Pick out each line in these entries that contains the string "Ctrl".

[Start of Task inputs]

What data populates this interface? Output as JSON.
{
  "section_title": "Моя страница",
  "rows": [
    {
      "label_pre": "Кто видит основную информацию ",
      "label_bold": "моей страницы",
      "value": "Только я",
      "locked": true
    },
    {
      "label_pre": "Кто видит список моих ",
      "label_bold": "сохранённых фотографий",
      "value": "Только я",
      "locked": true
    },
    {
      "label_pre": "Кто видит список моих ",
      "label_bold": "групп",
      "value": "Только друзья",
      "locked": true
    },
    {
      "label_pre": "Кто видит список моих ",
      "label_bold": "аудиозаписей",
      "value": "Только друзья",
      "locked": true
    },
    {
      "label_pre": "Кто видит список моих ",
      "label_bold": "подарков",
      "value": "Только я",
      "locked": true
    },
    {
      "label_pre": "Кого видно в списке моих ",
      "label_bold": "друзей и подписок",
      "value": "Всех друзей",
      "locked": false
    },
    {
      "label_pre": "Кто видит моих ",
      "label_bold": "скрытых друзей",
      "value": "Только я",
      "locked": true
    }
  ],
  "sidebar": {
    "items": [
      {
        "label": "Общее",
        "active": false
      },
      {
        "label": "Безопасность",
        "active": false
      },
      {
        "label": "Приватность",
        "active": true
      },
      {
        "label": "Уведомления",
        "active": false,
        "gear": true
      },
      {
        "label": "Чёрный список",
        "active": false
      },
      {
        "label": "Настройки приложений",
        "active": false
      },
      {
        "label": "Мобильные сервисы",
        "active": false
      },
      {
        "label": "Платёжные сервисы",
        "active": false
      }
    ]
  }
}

[End of Task inputs]
[Start of Task inputs]

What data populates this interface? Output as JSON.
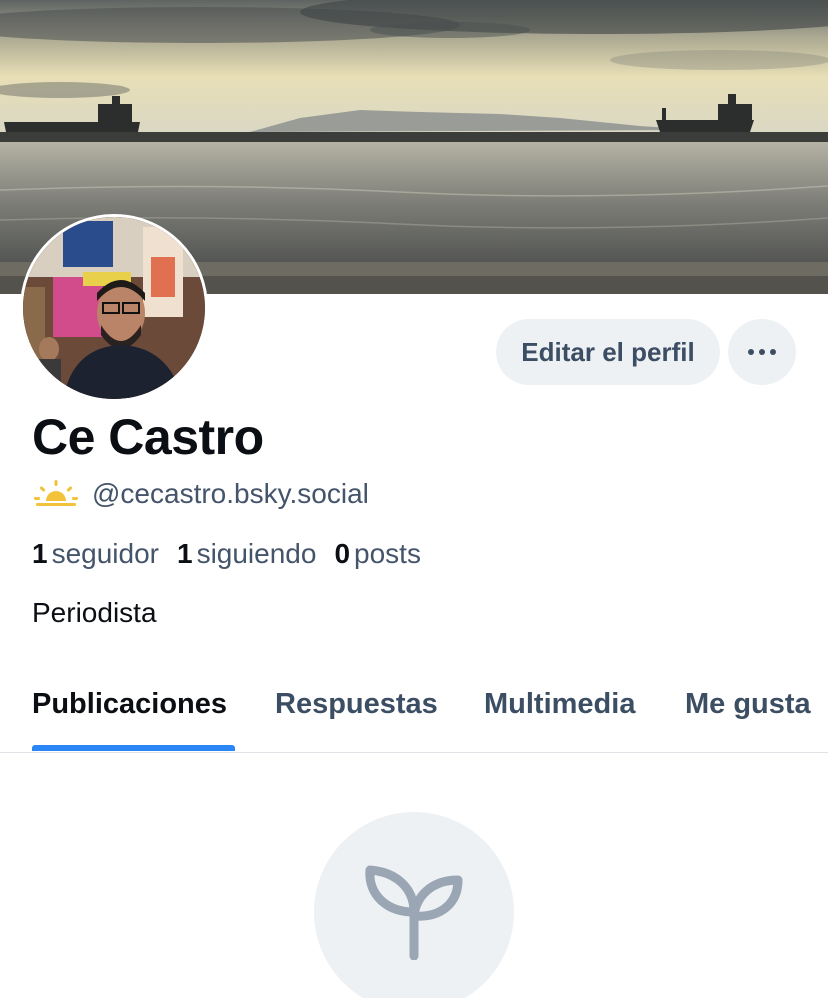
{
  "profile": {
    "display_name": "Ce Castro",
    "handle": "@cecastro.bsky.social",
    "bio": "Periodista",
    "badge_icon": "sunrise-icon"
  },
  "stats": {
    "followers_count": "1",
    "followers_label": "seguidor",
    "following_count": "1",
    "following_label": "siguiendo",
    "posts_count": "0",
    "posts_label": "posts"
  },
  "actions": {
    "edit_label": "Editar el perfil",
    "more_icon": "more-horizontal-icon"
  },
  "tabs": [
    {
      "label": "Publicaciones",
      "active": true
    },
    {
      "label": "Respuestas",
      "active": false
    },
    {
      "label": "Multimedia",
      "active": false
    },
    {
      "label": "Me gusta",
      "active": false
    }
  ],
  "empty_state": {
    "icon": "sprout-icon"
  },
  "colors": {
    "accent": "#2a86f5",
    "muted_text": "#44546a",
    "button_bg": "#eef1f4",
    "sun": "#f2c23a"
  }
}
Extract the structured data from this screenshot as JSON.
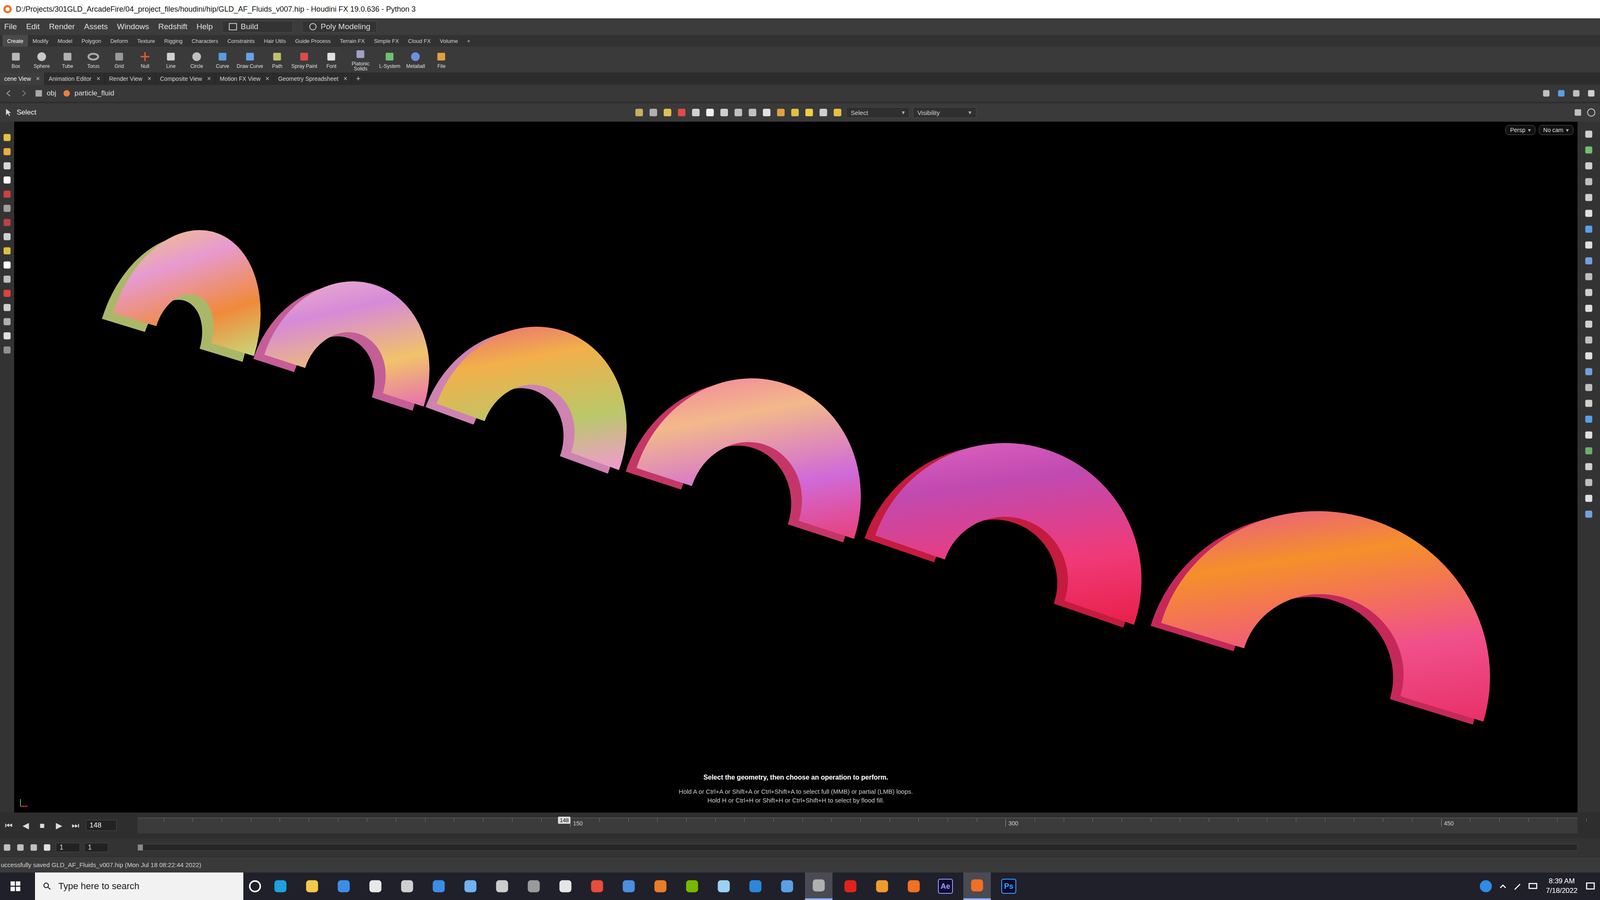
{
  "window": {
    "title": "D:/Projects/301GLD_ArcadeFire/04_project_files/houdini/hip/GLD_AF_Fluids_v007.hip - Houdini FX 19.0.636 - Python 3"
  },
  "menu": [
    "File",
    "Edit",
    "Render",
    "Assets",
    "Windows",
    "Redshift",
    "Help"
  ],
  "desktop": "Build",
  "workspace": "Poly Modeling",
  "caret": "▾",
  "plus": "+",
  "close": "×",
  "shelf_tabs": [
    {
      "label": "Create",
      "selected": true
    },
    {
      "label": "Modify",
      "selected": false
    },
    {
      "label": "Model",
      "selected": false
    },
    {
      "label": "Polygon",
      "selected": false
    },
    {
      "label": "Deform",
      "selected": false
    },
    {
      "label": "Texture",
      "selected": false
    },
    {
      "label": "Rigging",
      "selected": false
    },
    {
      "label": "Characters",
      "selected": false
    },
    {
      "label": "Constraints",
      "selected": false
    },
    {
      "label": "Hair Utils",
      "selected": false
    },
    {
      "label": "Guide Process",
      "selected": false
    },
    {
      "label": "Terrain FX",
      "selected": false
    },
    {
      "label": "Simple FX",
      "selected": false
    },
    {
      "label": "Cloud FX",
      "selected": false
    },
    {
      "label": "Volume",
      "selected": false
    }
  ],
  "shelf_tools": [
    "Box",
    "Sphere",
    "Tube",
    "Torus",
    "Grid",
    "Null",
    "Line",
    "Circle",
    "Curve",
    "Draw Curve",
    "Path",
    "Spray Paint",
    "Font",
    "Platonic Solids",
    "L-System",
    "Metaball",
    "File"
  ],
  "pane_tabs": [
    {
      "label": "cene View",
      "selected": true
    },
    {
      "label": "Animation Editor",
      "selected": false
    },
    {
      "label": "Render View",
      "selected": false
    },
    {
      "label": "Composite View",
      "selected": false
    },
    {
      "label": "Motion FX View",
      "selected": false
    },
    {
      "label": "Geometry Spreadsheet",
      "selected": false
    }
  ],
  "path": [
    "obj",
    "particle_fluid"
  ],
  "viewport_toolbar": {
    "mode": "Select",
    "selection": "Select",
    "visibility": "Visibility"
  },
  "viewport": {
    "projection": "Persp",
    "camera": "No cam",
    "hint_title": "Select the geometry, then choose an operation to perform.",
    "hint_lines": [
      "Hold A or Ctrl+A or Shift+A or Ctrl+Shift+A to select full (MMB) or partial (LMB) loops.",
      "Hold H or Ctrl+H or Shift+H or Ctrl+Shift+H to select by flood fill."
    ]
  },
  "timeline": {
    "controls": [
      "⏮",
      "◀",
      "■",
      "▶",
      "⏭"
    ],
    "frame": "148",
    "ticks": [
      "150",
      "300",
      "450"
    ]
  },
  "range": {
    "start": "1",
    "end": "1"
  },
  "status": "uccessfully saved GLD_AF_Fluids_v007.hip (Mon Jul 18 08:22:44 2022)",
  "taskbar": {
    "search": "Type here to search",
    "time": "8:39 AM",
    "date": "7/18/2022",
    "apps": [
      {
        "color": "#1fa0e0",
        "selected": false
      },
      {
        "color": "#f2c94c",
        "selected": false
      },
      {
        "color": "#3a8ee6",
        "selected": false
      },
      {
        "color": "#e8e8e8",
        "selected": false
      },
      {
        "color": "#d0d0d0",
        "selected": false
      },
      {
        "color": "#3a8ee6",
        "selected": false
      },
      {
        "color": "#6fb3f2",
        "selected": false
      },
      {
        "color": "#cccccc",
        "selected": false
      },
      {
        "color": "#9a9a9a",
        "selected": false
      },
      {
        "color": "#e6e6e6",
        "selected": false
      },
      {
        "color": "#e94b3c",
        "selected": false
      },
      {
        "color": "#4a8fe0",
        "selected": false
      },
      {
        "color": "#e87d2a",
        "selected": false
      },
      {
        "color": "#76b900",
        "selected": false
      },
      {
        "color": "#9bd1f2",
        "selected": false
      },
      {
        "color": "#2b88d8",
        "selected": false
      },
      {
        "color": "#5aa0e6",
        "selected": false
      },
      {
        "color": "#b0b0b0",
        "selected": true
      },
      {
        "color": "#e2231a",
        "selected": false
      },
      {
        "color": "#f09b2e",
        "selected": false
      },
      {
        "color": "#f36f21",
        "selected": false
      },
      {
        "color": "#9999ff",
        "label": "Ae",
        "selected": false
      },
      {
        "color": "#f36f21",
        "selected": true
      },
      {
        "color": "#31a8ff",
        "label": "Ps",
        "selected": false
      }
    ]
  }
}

[End of Task inputs]

Response below:
      "Hold A or Ctrl+A or Shift+A or Ctrl+Shift+A to select full (MMB) or partial (LMB) loops.",
      "Hold H or Ctrl+H or Shift+H or Ctrl+Shift+H to select by flood fill."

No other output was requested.